⟨

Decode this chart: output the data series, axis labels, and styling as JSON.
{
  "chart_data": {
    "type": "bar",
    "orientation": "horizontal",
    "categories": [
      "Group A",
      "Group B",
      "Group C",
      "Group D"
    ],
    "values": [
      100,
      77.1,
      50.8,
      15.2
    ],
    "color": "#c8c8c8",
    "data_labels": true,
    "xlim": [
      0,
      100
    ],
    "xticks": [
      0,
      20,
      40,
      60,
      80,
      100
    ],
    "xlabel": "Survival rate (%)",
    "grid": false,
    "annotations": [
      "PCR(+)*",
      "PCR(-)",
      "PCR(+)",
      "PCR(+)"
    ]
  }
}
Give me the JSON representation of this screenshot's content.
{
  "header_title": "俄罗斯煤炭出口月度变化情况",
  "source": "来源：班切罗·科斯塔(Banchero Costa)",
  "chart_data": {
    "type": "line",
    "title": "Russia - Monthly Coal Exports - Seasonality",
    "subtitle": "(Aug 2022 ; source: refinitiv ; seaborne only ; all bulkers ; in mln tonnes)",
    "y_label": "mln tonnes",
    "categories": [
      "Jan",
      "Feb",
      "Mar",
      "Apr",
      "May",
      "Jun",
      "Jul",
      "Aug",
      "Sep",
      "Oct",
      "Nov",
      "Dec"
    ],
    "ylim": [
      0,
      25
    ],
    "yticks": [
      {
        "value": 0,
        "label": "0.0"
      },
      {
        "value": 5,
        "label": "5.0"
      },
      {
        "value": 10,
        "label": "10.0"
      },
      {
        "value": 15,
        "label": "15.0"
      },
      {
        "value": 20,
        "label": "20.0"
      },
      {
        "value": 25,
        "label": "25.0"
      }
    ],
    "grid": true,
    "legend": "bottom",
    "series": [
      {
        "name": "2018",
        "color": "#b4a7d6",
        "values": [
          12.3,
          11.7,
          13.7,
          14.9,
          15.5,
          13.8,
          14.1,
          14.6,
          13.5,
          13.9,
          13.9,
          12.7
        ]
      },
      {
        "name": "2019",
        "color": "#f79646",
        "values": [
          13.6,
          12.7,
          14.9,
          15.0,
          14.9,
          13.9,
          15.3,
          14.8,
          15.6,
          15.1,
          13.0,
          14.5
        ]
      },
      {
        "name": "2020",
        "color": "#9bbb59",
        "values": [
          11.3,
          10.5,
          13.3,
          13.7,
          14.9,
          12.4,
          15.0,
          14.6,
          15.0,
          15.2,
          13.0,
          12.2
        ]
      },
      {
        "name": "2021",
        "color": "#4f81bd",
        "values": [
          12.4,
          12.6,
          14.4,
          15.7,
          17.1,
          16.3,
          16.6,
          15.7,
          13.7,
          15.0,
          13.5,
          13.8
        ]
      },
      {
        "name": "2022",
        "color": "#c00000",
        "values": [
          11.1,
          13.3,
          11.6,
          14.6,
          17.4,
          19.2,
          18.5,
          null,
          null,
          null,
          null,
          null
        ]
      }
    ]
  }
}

⟩

» BRIEF
Return every line containing "source".

» TASK RESULT
  "source": "来源：班切罗·科斯塔(Banchero Costa)",
    "subtitle": "(Aug 2022 ; source: refinitiv ; seaborne only ; all bulkers ; in mln tonnes)",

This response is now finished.